* BEGIN *
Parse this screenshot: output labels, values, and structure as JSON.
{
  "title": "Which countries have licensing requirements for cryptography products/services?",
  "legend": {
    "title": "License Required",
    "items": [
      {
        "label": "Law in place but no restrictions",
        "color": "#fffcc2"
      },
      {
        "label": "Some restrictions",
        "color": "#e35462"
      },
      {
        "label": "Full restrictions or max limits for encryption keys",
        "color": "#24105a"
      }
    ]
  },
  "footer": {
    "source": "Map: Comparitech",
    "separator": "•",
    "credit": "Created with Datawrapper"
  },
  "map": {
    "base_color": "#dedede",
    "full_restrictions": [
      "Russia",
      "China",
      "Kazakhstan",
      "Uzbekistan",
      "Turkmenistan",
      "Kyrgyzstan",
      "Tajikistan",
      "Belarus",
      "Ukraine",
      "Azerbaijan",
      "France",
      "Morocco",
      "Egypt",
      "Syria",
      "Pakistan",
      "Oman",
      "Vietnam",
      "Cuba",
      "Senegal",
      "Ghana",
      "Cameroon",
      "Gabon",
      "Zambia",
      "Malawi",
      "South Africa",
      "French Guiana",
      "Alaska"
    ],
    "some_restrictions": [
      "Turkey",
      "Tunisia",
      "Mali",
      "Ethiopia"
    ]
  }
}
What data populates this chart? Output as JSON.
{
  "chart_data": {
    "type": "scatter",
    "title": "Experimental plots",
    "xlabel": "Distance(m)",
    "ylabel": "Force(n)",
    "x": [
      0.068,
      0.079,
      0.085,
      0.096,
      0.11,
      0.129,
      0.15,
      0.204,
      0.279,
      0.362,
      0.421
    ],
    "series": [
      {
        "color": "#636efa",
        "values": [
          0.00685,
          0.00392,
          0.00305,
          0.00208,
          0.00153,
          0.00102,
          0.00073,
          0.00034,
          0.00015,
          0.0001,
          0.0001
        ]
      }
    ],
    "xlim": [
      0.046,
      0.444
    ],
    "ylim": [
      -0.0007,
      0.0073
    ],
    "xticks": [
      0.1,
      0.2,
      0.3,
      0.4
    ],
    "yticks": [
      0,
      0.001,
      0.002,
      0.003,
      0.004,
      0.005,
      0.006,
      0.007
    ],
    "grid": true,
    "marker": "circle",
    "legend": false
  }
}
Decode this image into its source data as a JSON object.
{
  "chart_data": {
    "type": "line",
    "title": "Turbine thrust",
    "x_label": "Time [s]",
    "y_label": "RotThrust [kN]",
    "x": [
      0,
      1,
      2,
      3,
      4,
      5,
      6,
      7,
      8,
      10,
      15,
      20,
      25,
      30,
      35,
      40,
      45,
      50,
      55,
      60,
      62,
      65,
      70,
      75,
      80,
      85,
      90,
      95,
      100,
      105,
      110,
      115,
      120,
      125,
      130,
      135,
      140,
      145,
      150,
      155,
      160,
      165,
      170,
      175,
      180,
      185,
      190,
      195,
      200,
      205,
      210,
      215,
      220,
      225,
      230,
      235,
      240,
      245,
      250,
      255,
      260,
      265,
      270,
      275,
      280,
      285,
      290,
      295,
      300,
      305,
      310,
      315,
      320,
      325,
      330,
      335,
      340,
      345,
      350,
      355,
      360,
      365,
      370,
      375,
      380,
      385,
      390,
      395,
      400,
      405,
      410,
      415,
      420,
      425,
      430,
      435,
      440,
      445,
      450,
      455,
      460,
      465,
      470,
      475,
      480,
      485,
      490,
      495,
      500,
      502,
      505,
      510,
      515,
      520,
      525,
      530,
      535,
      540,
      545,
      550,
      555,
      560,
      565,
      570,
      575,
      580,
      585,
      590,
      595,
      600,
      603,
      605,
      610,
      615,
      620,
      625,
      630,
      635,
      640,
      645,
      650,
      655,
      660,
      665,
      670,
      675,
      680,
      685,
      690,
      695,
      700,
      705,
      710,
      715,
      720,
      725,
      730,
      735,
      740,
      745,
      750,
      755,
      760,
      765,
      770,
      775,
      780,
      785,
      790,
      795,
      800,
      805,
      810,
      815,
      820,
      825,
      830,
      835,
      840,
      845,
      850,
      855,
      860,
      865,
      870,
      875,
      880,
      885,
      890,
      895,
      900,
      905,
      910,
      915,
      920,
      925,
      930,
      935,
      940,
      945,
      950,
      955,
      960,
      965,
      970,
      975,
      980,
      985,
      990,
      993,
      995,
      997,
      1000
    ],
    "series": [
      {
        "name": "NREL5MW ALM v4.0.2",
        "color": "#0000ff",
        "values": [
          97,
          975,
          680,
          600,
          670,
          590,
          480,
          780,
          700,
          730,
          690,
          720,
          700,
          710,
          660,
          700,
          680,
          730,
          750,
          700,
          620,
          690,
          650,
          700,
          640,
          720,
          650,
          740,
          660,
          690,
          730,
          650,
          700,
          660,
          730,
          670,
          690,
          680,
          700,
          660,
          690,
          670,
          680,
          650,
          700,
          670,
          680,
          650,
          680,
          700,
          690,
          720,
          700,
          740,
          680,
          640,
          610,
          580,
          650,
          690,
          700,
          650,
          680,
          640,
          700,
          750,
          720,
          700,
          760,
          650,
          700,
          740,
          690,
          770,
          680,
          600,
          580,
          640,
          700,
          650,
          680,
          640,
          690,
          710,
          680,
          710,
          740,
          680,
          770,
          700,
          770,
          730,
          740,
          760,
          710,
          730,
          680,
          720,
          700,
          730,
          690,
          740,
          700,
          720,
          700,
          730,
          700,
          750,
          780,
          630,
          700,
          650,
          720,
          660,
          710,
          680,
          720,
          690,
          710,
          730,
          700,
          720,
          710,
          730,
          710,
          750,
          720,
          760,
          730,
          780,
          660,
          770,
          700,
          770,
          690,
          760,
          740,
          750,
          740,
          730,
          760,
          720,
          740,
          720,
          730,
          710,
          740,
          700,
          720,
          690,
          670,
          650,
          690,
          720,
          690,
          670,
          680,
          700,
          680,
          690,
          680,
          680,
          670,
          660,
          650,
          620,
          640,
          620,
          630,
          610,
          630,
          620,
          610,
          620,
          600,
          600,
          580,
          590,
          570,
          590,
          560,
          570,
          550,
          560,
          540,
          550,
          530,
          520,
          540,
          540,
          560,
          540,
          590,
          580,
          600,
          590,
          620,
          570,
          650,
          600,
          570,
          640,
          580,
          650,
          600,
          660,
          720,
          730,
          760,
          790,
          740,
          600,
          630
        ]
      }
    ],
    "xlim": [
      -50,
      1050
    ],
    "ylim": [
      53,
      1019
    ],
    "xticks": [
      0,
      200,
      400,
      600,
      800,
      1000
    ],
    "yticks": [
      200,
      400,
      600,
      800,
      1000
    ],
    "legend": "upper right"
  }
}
* END *
Work to complete:
Take the material above and return all of it exactly.

Answer for this exercise:
Parse this screenshot: output labels, values, and structure as JSON.
{
  "title": "Which countries have licensing requirements for cryptography products/services?",
  "legend": {
    "title": "License Required",
    "items": [
      {
        "label": "Law in place but no restrictions",
        "color": "#fffcc2"
      },
      {
        "label": "Some restrictions",
        "color": "#e35462"
      },
      {
        "label": "Full restrictions or max limits for encryption keys",
        "color": "#24105a"
      }
    ]
  },
  "footer": {
    "source": "Map: Comparitech",
    "separator": "•",
    "credit": "Created with Datawrapper"
  },
  "map": {
    "base_color": "#dedede",
    "full_restrictions": [
      "Russia",
      "China",
      "Kazakhstan",
      "Uzbekistan",
      "Turkmenistan",
      "Kyrgyzstan",
      "Tajikistan",
      "Belarus",
      "Ukraine",
      "Azerbaijan",
      "France",
      "Morocco",
      "Egypt",
      "Syria",
      "Pakistan",
      "Oman",
      "Vietnam",
      "Cuba",
      "Senegal",
      "Ghana",
      "Cameroon",
      "Gabon",
      "Zambia",
      "Malawi",
      "South Africa",
      "French Guiana",
      "Alaska"
    ],
    "some_restrictions": [
      "Turkey",
      "Tunisia",
      "Mali",
      "Ethiopia"
    ]
  }
}
What data populates this chart? Output as JSON.
{
  "chart_data": {
    "type": "scatter",
    "title": "Experimental plots",
    "xlabel": "Distance(m)",
    "ylabel": "Force(n)",
    "x": [
      0.068,
      0.079,
      0.085,
      0.096,
      0.11,
      0.129,
      0.15,
      0.204,
      0.279,
      0.362,
      0.421
    ],
    "series": [
      {
        "color": "#636efa",
        "values": [
          0.00685,
          0.00392,
          0.00305,
          0.00208,
          0.00153,
          0.00102,
          0.00073,
          0.00034,
          0.00015,
          0.0001,
          0.0001
        ]
      }
    ],
    "xlim": [
      0.046,
      0.444
    ],
    "ylim": [
      -0.0007,
      0.0073
    ],
    "xticks": [
      0.1,
      0.2,
      0.3,
      0.4
    ],
    "yticks": [
      0,
      0.001,
      0.002,
      0.003,
      0.004,
      0.005,
      0.006,
      0.007
    ],
    "grid": true,
    "marker": "circle",
    "legend": false
  }
}
Decode this image into its source data as a JSON object.
{
  "chart_data": {
    "type": "line",
    "title": "Turbine thrust",
    "x_label": "Time [s]",
    "y_label": "RotThrust [kN]",
    "x": [
      0,
      1,
      2,
      3,
      4,
      5,
      6,
      7,
      8,
      10,
      15,
      20,
      25,
      30,
      35,
      40,
      45,
      50,
      55,
      60,
      62,
      65,
      70,
      75,
      80,
      85,
      90,
      95,
      100,
      105,
      110,
      115,
      120,
      125,
      130,
      135,
      140,
      145,
      150,
      155,
      160,
      165,
      170,
      175,
      180,
      185,
      190,
      195,
      200,
      205,
      210,
      215,
      220,
      225,
      230,
      235,
      240,
      245,
      250,
      255,
      260,
      265,
      270,
      275,
      280,
      285,
      290,
      295,
      300,
      305,
      310,
      315,
      320,
      325,
      330,
      335,
      340,
      345,
      350,
      355,
      360,
      365,
      370,
      375,
      380,
      385,
      390,
      395,
      400,
      405,
      410,
      415,
      420,
      425,
      430,
      435,
      440,
      445,
      450,
      455,
      460,
      465,
      470,
      475,
      480,
      485,
      490,
      495,
      500,
      502,
      505,
      510,
      515,
      520,
      525,
      530,
      535,
      540,
      545,
      550,
      555,
      560,
      565,
      570,
      575,
      580,
      585,
      590,
      595,
      600,
      603,
      605,
      610,
      615,
      620,
      625,
      630,
      635,
      640,
      645,
      650,
      655,
      660,
      665,
      670,
      675,
      680,
      685,
      690,
      695,
      700,
      705,
      710,
      715,
      720,
      725,
      730,
      735,
      740,
      745,
      750,
      755,
      760,
      765,
      770,
      775,
      780,
      785,
      790,
      795,
      800,
      805,
      810,
      815,
      820,
      825,
      830,
      835,
      840,
      845,
      850,
      855,
      860,
      865,
      870,
      875,
      880,
      885,
      890,
      895,
      900,
      905,
      910,
      915,
      920,
      925,
      930,
      935,
      940,
      945,
      950,
      955,
      960,
      965,
      970,
      975,
      980,
      985,
      990,
      993,
      995,
      997,
      1000
    ],
    "series": [
      {
        "name": "NREL5MW ALM v4.0.2",
        "color": "#0000ff",
        "values": [
          97,
          975,
          680,
          600,
          670,
          590,
          480,
          780,
          700,
          730,
          690,
          720,
          700,
          710,
          660,
          700,
          680,
          730,
          750,
          700,
          620,
          690,
          650,
          700,
          640,
          720,
          650,
          740,
          660,
          690,
          730,
          650,
          700,
          660,
          730,
          670,
          690,
          680,
          700,
          660,
          690,
          670,
          680,
          650,
          700,
          670,
          680,
          650,
          680,
          700,
          690,
          720,
          700,
          740,
          680,
          640,
          610,
          580,
          650,
          690,
          700,
          650,
          680,
          640,
          700,
          750,
          720,
          700,
          760,
          650,
          700,
          740,
          690,
          770,
          680,
          600,
          580,
          640,
          700,
          650,
          680,
          640,
          690,
          710,
          680,
          710,
          740,
          680,
          770,
          700,
          770,
          730,
          740,
          760,
          710,
          730,
          680,
          720,
          700,
          730,
          690,
          740,
          700,
          720,
          700,
          730,
          700,
          750,
          780,
          630,
          700,
          650,
          720,
          660,
          710,
          680,
          720,
          690,
          710,
          730,
          700,
          720,
          710,
          730,
          710,
          750,
          720,
          760,
          730,
          780,
          660,
          770,
          700,
          770,
          690,
          760,
          740,
          750,
          740,
          730,
          760,
          720,
          740,
          720,
          730,
          710,
          740,
          700,
          720,
          690,
          670,
          650,
          690,
          720,
          690,
          670,
          680,
          700,
          680,
          690,
          680,
          680,
          670,
          660,
          650,
          620,
          640,
          620,
          630,
          610,
          630,
          620,
          610,
          620,
          600,
          600,
          580,
          590,
          570,
          590,
          560,
          570,
          550,
          560,
          540,
          550,
          530,
          520,
          540,
          540,
          560,
          540,
          590,
          580,
          600,
          590,
          620,
          570,
          650,
          600,
          570,
          640,
          580,
          650,
          600,
          660,
          720,
          730,
          760,
          790,
          740,
          600,
          630
        ]
      }
    ],
    "xlim": [
      -50,
      1050
    ],
    "ylim": [
      53,
      1019
    ],
    "xticks": [
      0,
      200,
      400,
      600,
      800,
      1000
    ],
    "yticks": [
      200,
      400,
      600,
      800,
      1000
    ],
    "legend": "upper right"
  }
}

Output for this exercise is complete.